(Collected data)

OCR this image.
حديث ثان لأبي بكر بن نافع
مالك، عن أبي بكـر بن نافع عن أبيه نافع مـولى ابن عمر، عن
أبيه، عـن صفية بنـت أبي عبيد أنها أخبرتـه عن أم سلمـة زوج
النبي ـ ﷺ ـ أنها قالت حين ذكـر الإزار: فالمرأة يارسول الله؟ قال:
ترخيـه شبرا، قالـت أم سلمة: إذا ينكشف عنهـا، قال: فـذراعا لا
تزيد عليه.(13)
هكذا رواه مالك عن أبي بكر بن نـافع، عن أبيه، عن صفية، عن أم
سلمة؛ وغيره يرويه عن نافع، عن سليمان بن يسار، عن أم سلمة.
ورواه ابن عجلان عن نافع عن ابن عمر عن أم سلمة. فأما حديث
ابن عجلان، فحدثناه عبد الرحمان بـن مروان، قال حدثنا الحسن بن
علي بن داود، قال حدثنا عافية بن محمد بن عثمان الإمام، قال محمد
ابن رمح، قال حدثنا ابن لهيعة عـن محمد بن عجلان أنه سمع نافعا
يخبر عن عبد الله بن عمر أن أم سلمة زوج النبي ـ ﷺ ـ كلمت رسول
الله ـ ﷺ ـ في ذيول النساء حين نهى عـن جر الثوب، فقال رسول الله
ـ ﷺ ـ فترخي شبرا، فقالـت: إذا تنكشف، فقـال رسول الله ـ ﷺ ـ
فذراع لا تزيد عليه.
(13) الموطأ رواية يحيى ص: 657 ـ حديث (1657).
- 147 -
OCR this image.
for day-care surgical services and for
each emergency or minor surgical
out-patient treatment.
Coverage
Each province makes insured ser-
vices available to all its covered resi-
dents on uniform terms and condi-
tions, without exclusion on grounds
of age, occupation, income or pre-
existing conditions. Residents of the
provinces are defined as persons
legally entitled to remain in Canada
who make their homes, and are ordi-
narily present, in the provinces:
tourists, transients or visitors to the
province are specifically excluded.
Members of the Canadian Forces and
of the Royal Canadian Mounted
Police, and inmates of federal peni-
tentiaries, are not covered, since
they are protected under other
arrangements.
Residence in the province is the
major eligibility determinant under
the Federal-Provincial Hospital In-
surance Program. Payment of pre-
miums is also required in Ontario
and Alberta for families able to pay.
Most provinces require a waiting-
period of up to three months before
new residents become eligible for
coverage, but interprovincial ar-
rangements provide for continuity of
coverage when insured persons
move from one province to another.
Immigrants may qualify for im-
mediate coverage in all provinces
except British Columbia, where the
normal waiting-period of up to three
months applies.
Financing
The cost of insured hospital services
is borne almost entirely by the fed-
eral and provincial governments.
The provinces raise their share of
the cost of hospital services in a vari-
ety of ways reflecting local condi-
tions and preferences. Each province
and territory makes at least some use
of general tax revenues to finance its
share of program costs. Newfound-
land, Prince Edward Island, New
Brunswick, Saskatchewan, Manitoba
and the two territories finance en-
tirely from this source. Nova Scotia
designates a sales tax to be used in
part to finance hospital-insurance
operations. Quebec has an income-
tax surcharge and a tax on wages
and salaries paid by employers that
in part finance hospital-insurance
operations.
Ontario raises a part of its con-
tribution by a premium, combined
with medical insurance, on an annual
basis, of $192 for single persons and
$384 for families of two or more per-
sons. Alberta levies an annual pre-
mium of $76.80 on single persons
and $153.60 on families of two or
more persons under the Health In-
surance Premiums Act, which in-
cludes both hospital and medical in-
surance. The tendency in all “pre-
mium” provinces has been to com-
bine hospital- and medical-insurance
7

_Prompt_. Write every line of the material above again, exactly.

_Full response_.
OCR this image.
حديث ثان لأبي بكر بن نافع
مالك، عن أبي بكـر بن نافع عن أبيه نافع مـولى ابن عمر، عن
أبيه، عـن صفية بنـت أبي عبيد أنها أخبرتـه عن أم سلمـة زوج
النبي ـ ﷺ ـ أنها قالت حين ذكـر الإزار: فالمرأة يارسول الله؟ قال:
ترخيـه شبرا، قالـت أم سلمة: إذا ينكشف عنهـا، قال: فـذراعا لا
تزيد عليه.(13)
هكذا رواه مالك عن أبي بكر بن نـافع، عن أبيه، عن صفية، عن أم
سلمة؛ وغيره يرويه عن نافع، عن سليمان بن يسار، عن أم سلمة.
ورواه ابن عجلان عن نافع عن ابن عمر عن أم سلمة. فأما حديث
ابن عجلان، فحدثناه عبد الرحمان بـن مروان، قال حدثنا الحسن بن
علي بن داود، قال حدثنا عافية بن محمد بن عثمان الإمام، قال محمد
ابن رمح، قال حدثنا ابن لهيعة عـن محمد بن عجلان أنه سمع نافعا
يخبر عن عبد الله بن عمر أن أم سلمة زوج النبي ـ ﷺ ـ كلمت رسول
الله ـ ﷺ ـ في ذيول النساء حين نهى عـن جر الثوب، فقال رسول الله
ـ ﷺ ـ فترخي شبرا، فقالـت: إذا تنكشف، فقـال رسول الله ـ ﷺ ـ
فذراع لا تزيد عليه.
(13) الموطأ رواية يحيى ص: 657 ـ حديث (1657).
- 147 -
OCR this image.
for day-care surgical services and for
each emergency or minor surgical
out-patient treatment.
Coverage
Each province makes insured ser-
vices available to all its covered resi-
dents on uniform terms and condi-
tions, without exclusion on grounds
of age, occupation, income or pre-
existing conditions. Residents of the
provinces are defined as persons
legally entitled to remain in Canada
who make their homes, and are ordi-
narily present, in the provinces:
tourists, transients or visitors to the
province are specifically excluded.
Members of the Canadian Forces and
of the Royal Canadian Mounted
Police, and inmates of federal peni-
tentiaries, are not covered, since
they are protected under other
arrangements.
Residence in the province is the
major eligibility determinant under
the Federal-Provincial Hospital In-
surance Program. Payment of pre-
miums is also required in Ontario
and Alberta for families able to pay.
Most provinces require a waiting-
period of up to three months before
new residents become eligible for
coverage, but interprovincial ar-
rangements provide for continuity of
coverage when insured persons
move from one province to another.
Immigrants may qualify for im-
mediate coverage in all provinces
except British Columbia, where the
normal waiting-period of up to three
months applies.
Financing
The cost of insured hospital services
is borne almost entirely by the fed-
eral and provincial governments.
The provinces raise their share of
the cost of hospital services in a vari-
ety of ways reflecting local condi-
tions and preferences. Each province
and territory makes at least some use
of general tax revenues to finance its
share of program costs. Newfound-
land, Prince Edward Island, New
Brunswick, Saskatchewan, Manitoba
and the two territories finance en-
tirely from this source. Nova Scotia
designates a sales tax to be used in
part to finance hospital-insurance
operations. Quebec has an income-
tax surcharge and a tax on wages
and salaries paid by employers that
in part finance hospital-insurance
operations.
Ontario raises a part of its con-
tribution by a premium, combined
with medical insurance, on an annual
basis, of $192 for single persons and
$384 for families of two or more per-
sons. Alberta levies an annual pre-
mium of $76.80 on single persons
and $153.60 on families of two or
more persons under the Health In-
surance Premiums Act, which in-
cludes both hospital and medical in-
surance. The tendency in all “pre-
mium” provinces has been to com-
bine hospital- and medical-insurance
7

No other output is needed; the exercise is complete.